Data provided:
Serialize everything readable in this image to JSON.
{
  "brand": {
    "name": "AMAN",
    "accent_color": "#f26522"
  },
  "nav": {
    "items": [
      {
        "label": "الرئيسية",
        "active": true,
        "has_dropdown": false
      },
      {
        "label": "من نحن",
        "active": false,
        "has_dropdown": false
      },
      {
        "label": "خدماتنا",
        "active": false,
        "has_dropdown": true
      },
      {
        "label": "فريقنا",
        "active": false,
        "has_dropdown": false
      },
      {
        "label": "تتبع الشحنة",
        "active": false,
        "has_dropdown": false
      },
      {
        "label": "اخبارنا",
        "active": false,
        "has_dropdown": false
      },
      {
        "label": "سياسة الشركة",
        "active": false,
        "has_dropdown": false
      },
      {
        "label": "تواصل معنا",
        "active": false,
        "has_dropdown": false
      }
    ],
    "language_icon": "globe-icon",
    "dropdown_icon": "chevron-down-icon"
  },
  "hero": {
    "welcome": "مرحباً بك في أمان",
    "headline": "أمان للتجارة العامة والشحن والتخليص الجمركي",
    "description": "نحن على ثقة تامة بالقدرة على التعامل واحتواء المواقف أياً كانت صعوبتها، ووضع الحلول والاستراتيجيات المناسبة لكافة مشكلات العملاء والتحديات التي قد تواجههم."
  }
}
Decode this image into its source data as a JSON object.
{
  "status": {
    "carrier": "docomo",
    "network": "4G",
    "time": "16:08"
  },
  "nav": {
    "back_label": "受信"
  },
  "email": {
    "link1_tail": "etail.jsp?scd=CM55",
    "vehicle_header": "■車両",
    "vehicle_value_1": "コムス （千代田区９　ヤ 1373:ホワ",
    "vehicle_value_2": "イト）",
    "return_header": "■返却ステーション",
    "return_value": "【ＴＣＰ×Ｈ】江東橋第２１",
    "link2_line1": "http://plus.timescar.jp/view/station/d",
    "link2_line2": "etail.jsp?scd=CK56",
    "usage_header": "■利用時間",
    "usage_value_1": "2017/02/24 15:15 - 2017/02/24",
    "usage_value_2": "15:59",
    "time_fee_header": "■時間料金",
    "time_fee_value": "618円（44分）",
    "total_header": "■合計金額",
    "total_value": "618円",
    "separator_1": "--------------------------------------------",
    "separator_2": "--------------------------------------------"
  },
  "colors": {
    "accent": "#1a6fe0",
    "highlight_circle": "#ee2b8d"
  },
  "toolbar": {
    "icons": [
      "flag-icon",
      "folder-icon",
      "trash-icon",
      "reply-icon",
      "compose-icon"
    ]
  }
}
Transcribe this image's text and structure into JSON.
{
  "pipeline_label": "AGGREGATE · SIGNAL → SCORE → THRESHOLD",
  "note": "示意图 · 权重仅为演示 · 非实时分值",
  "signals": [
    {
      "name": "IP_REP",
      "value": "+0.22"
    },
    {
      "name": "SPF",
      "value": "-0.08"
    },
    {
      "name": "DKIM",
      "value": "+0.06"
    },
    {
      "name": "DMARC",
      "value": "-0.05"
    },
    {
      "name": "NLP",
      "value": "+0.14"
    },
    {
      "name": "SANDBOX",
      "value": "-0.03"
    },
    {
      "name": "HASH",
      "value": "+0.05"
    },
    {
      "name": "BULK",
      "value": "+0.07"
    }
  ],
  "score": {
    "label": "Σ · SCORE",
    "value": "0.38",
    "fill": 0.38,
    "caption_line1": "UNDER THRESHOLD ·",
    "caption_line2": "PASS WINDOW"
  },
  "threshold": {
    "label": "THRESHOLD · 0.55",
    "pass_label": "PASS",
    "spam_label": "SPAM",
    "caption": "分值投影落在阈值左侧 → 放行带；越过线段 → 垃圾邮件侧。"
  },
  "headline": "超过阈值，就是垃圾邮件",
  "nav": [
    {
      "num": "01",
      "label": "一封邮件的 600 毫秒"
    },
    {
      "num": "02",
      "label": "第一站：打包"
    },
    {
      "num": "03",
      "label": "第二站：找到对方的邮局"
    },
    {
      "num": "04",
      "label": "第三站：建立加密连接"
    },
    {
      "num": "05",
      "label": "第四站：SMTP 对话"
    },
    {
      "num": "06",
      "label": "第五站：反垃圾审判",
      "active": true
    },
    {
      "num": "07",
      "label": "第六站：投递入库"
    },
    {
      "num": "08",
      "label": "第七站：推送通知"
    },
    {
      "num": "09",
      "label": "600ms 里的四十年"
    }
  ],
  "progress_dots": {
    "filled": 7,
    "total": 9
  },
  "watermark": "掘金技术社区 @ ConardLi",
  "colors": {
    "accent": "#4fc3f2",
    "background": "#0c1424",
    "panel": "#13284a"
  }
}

Written exercise: The word "image" appears in how many lines of the data? Answer with only the number.

Full output: 3